Begin Data shown

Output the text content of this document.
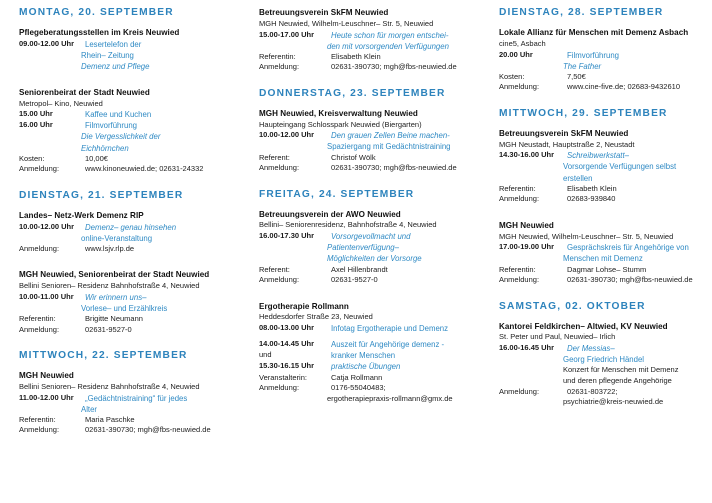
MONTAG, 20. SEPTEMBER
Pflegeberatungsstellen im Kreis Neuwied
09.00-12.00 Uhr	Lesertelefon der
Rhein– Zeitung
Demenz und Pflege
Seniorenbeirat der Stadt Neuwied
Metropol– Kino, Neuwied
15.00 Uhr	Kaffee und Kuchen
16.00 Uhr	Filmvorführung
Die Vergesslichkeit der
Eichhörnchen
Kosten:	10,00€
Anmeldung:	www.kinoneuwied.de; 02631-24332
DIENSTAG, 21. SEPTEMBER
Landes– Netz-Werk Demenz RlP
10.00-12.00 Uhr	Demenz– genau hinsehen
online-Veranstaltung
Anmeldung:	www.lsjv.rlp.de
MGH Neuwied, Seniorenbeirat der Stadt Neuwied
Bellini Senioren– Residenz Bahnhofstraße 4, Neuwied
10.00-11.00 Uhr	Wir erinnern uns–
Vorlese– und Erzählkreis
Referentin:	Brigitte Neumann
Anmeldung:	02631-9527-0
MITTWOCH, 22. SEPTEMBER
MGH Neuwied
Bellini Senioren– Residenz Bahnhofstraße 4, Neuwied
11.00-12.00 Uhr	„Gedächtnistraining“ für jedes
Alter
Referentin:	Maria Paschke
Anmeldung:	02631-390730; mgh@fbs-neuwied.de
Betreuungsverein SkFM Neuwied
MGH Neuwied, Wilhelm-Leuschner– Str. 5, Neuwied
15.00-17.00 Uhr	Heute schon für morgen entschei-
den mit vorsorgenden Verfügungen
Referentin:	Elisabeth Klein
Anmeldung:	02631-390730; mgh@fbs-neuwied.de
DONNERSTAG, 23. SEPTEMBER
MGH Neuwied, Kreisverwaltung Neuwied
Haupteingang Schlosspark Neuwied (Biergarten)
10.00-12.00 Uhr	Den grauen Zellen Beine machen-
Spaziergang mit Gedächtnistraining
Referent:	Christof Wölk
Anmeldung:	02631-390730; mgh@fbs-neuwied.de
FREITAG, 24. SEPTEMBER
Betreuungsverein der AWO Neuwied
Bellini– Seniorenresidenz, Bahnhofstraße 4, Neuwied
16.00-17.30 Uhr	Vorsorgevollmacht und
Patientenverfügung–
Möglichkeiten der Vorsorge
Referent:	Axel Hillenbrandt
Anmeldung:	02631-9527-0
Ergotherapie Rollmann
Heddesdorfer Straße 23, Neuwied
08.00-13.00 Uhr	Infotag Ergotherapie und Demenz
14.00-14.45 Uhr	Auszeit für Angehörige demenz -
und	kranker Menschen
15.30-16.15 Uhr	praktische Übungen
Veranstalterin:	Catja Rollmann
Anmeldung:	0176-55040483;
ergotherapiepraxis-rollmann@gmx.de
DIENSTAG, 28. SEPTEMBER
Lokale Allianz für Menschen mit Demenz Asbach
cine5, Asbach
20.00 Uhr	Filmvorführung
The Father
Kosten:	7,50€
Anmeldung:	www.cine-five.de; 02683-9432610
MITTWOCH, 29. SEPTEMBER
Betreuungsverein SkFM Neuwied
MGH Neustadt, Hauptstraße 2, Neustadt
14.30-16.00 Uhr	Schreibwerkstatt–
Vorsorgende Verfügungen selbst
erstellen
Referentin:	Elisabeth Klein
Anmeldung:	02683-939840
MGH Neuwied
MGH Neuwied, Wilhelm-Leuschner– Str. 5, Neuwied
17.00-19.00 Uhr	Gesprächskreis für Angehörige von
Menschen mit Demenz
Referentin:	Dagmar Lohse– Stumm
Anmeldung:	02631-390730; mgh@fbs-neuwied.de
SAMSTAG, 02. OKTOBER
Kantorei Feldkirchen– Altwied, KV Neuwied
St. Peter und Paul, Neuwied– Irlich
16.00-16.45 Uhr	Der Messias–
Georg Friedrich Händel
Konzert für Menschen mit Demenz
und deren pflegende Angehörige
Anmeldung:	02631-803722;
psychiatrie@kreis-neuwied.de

End Data shown
Begin Data shown

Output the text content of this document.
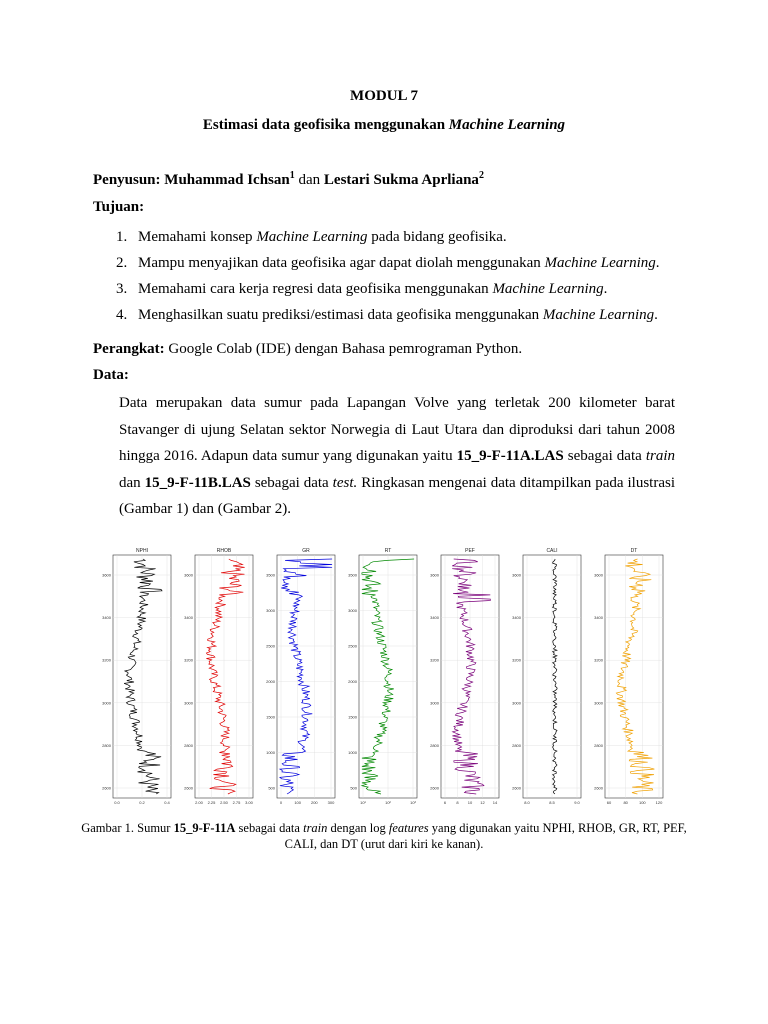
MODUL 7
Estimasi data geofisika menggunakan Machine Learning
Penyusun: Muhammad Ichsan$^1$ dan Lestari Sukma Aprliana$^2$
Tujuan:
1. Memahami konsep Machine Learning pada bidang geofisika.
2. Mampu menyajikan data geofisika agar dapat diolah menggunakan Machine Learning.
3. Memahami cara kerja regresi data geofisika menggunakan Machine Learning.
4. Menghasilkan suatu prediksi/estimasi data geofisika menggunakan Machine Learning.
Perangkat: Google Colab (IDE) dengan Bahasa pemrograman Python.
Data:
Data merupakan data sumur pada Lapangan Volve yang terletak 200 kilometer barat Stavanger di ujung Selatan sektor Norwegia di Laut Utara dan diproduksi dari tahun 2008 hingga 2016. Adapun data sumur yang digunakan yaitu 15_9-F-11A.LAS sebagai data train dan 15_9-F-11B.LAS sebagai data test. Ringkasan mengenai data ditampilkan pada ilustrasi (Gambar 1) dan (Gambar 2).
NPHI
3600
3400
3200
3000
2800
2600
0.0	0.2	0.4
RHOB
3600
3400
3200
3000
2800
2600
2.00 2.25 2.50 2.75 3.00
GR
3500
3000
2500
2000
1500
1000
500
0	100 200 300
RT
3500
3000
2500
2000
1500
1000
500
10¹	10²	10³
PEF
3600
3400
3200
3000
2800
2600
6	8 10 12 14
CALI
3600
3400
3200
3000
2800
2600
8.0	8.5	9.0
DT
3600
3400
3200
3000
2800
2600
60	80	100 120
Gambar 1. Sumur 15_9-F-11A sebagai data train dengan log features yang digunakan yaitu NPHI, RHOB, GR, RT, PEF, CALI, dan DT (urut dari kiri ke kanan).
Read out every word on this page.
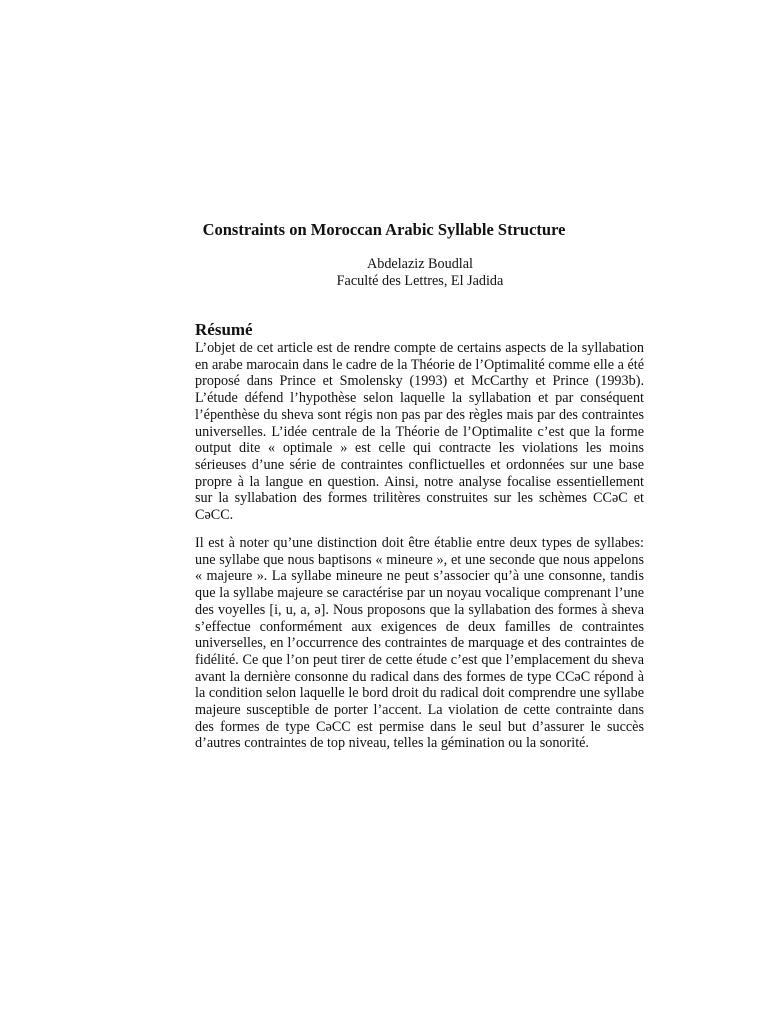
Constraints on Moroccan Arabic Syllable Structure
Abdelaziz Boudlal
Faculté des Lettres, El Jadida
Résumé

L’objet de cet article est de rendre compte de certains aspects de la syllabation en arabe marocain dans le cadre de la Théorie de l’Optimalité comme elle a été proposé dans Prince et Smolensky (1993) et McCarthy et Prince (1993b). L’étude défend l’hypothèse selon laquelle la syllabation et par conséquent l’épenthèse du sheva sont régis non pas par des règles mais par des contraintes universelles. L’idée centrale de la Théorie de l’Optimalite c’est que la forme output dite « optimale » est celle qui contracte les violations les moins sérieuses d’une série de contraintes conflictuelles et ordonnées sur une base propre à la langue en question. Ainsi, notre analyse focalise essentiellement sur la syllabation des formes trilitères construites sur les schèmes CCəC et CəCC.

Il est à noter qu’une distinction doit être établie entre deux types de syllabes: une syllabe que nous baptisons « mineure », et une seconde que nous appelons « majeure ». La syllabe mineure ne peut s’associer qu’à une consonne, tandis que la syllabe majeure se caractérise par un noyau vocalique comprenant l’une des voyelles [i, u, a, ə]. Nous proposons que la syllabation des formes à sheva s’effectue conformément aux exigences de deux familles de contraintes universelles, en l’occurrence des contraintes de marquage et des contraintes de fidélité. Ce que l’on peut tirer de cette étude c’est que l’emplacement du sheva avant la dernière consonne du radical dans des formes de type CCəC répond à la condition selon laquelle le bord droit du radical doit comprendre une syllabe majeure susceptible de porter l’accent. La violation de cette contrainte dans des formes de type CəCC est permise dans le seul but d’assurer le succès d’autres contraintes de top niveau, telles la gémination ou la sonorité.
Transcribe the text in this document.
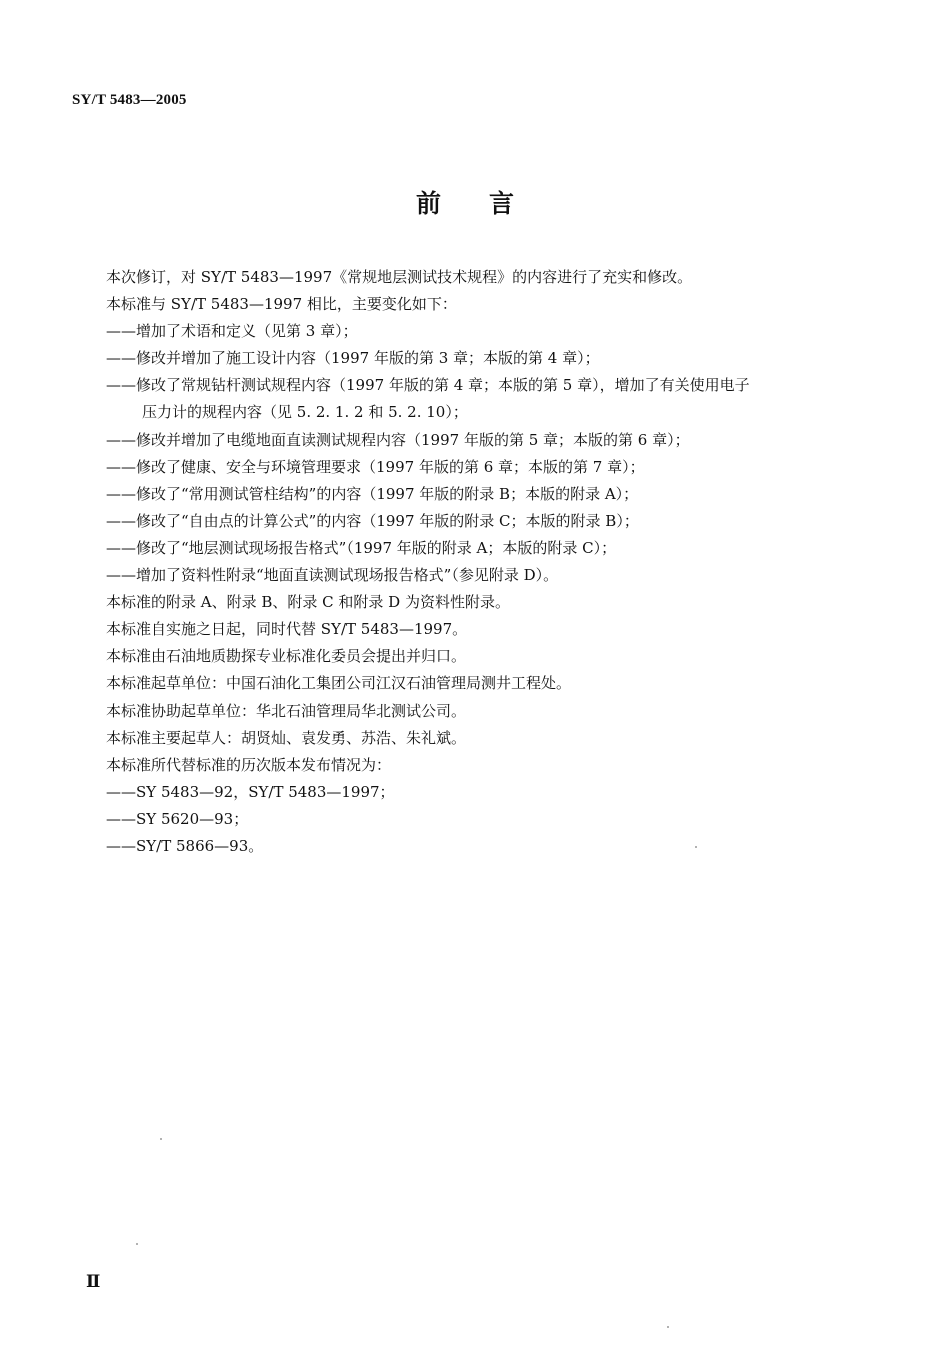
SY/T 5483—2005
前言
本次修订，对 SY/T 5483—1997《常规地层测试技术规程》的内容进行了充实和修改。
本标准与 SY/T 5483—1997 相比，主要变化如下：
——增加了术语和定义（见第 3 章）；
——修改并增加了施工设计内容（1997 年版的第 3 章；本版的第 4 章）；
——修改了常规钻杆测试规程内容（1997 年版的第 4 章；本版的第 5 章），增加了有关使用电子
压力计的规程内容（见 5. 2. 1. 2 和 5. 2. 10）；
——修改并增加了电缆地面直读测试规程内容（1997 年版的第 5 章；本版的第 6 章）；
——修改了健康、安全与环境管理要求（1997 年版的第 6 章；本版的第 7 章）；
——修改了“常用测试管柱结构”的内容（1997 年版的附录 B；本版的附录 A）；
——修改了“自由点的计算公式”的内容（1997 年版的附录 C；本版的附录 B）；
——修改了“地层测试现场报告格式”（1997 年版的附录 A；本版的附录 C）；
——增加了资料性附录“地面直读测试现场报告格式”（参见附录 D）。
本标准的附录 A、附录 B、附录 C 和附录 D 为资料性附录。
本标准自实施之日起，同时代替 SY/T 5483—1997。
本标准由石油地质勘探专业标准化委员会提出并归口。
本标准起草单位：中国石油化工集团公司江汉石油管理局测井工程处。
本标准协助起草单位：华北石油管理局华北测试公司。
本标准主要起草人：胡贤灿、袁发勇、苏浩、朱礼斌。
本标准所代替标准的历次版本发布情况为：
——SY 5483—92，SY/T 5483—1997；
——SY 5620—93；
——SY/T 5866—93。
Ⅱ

End Data shown

What is needed> Filter the records down to the lines that contain the string "sebagai", and copy those lines.

Exercise solution>
Data merupakan data sumur pada Lapangan Volve yang terletak 200 kilometer barat Stavanger di ujung Selatan sektor Norwegia di Laut Utara dan diproduksi dari tahun 2008 hingga 2016. Adapun data sumur yang digunakan yaitu 15_9-F-11A.LAS sebagai data train dan 15_9-F-11B.LAS sebagai data test. Ringkasan mengenai data ditampilkan pada ilustrasi (Gambar 1) dan (Gambar 2).
Gambar 1. Sumur 15_9-F-11A sebagai data train dengan log features yang digunakan yaitu NPHI, RHOB, GR, RT, PEF, CALI, dan DT (urut dari kiri ke kanan).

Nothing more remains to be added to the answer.